Directions:
Restate all the material verbatim, except for the pictures.

[BEGIN Data in this exercise]

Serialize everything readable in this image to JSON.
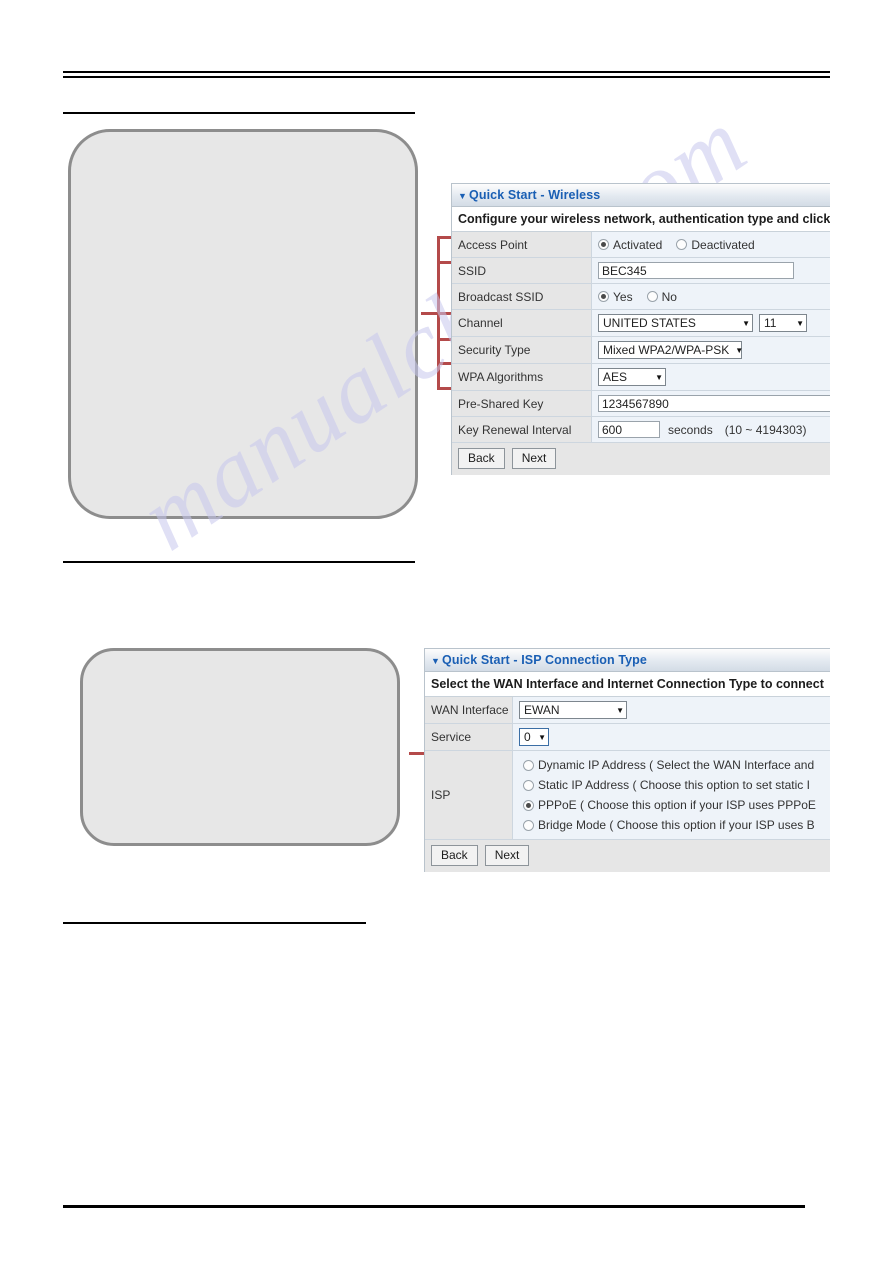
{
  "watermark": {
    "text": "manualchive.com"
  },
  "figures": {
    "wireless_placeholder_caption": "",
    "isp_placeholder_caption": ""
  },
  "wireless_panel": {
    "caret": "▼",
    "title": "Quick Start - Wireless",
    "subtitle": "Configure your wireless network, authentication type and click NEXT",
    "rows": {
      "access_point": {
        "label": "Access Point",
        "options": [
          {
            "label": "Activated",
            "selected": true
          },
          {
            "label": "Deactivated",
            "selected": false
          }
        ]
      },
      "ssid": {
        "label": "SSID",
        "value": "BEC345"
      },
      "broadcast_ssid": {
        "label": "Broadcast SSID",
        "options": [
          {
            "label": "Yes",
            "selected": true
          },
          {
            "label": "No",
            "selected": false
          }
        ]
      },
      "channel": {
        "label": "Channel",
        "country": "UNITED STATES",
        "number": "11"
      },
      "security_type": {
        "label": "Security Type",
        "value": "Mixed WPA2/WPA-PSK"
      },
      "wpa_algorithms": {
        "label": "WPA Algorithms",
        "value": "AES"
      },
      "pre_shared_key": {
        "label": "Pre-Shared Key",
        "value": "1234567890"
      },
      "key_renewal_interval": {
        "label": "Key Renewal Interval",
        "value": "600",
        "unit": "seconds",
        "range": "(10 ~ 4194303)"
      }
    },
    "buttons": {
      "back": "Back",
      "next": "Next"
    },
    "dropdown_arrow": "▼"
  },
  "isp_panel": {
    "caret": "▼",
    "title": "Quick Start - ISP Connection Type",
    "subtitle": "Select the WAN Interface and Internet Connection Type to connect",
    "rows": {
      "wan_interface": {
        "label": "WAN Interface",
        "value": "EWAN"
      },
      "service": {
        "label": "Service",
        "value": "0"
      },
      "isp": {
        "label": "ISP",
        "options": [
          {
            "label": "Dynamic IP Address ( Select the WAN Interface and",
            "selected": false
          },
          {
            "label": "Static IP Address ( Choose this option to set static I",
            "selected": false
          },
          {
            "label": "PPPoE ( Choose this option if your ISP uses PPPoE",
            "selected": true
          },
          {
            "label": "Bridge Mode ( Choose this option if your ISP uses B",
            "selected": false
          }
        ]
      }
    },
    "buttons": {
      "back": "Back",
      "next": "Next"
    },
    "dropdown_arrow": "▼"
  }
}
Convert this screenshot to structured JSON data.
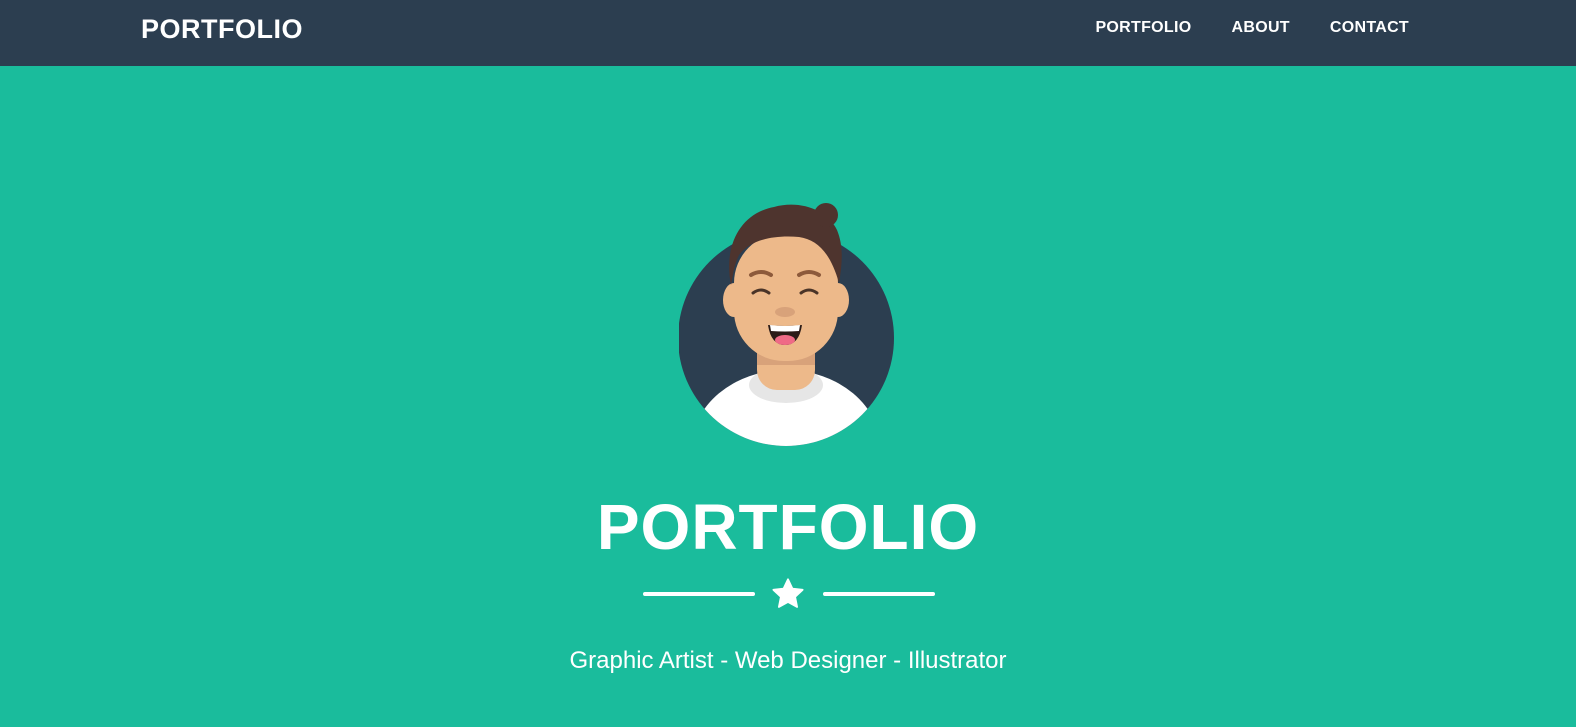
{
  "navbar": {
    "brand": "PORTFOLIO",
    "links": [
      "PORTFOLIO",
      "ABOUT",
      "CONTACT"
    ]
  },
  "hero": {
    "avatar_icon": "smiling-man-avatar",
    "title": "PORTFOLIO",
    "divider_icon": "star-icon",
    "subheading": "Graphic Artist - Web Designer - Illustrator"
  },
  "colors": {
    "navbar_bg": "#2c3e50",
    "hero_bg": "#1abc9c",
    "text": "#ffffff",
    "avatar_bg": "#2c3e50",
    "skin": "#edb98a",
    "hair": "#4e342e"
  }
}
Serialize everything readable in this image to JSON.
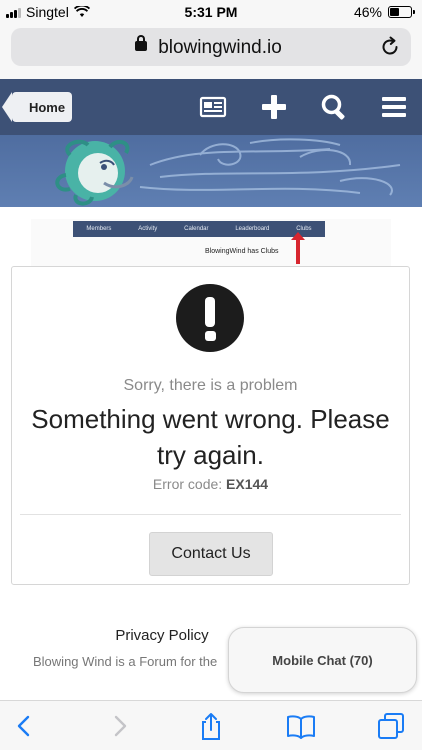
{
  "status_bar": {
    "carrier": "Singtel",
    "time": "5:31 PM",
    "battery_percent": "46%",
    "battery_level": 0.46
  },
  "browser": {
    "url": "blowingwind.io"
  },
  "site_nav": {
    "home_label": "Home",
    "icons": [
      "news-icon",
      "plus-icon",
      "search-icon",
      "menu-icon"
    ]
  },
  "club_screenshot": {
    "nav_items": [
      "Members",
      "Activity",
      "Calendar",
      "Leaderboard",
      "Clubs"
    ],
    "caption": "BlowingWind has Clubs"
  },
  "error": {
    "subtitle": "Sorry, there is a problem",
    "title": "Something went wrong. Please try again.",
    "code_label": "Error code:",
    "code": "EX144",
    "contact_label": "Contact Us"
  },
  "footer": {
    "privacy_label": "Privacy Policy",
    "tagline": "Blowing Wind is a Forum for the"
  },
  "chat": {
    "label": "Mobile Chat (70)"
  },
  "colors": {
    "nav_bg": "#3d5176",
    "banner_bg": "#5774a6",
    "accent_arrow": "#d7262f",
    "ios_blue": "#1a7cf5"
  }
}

[END Data in this exercise]

Answer for the task:
Serialize everything readable in this image to JSON.
{
  "watermark": {
    "text": "manualchive.com"
  },
  "figures": {
    "wireless_placeholder_caption": "",
    "isp_placeholder_caption": ""
  },
  "wireless_panel": {
    "caret": "▼",
    "title": "Quick Start - Wireless",
    "subtitle": "Configure your wireless network, authentication type and click NEXT",
    "rows": {
      "access_point": {
        "label": "Access Point",
        "options": [
          {
            "label": "Activated",
            "selected": true
          },
          {
            "label": "Deactivated",
            "selected": false
          }
        ]
      },
      "ssid": {
        "label": "SSID",
        "value": "BEC345"
      },
      "broadcast_ssid": {
        "label": "Broadcast SSID",
        "options": [
          {
            "label": "Yes",
            "selected": true
          },
          {
            "label": "No",
            "selected": false
          }
        ]
      },
      "channel": {
        "label": "Channel",
        "country": "UNITED STATES",
        "number": "11"
      },
      "security_type": {
        "label": "Security Type",
        "value": "Mixed WPA2/WPA-PSK"
      },
      "wpa_algorithms": {
        "label": "WPA Algorithms",
        "value": "AES"
      },
      "pre_shared_key": {
        "label": "Pre-Shared Key",
        "value": "1234567890"
      },
      "key_renewal_interval": {
        "label": "Key Renewal Interval",
        "value": "600",
        "unit": "seconds",
        "range": "(10 ~ 4194303)"
      }
    },
    "buttons": {
      "back": "Back",
      "next": "Next"
    },
    "dropdown_arrow": "▼"
  },
  "isp_panel": {
    "caret": "▼",
    "title": "Quick Start - ISP Connection Type",
    "subtitle": "Select the WAN Interface and Internet Connection Type to connect",
    "rows": {
      "wan_interface": {
        "label": "WAN Interface",
        "value": "EWAN"
      },
      "service": {
        "label": "Service",
        "value": "0"
      },
      "isp": {
        "label": "ISP",
        "options": [
          {
            "label": "Dynamic IP Address ( Select the WAN Interface and",
            "selected": false
          },
          {
            "label": "Static IP Address ( Choose this option to set static I",
            "selected": false
          },
          {
            "label": "PPPoE ( Choose this option if your ISP uses PPPoE",
            "selected": true
          },
          {
            "label": "Bridge Mode ( Choose this option if your ISP uses B",
            "selected": false
          }
        ]
      }
    },
    "buttons": {
      "back": "Back",
      "next": "Next"
    },
    "dropdown_arrow": "▼"
  }
}
Convert this screenshot to structured JSON data.
{
  "navbar": {
    "brand": "PORTFOLIO",
    "links": [
      "PORTFOLIO",
      "ABOUT",
      "CONTACT"
    ]
  },
  "hero": {
    "avatar_icon": "smiling-man-avatar",
    "title": "PORTFOLIO",
    "divider_icon": "star-icon",
    "subheading": "Graphic Artist - Web Designer - Illustrator"
  },
  "colors": {
    "navbar_bg": "#2c3e50",
    "hero_bg": "#1abc9c",
    "text": "#ffffff",
    "avatar_bg": "#2c3e50",
    "skin": "#edb98a",
    "hair": "#4e342e"
  }
}
Serialize everything readable in this image to JSON.
{
  "status_bar": {
    "carrier": "Singtel",
    "time": "5:31 PM",
    "battery_percent": "46%",
    "battery_level": 0.46
  },
  "browser": {
    "url": "blowingwind.io"
  },
  "site_nav": {
    "home_label": "Home",
    "icons": [
      "news-icon",
      "plus-icon",
      "search-icon",
      "menu-icon"
    ]
  },
  "club_screenshot": {
    "nav_items": [
      "Members",
      "Activity",
      "Calendar",
      "Leaderboard",
      "Clubs"
    ],
    "caption": "BlowingWind has Clubs"
  },
  "error": {
    "subtitle": "Sorry, there is a problem",
    "title": "Something went wrong. Please try again.",
    "code_label": "Error code:",
    "code": "EX144",
    "contact_label": "Contact Us"
  },
  "footer": {
    "privacy_label": "Privacy Policy",
    "tagline": "Blowing Wind is a Forum for the"
  },
  "chat": {
    "label": "Mobile Chat (70)"
  },
  "colors": {
    "nav_bg": "#3d5176",
    "banner_bg": "#5774a6",
    "accent_arrow": "#d7262f",
    "ios_blue": "#1a7cf5"
  }
}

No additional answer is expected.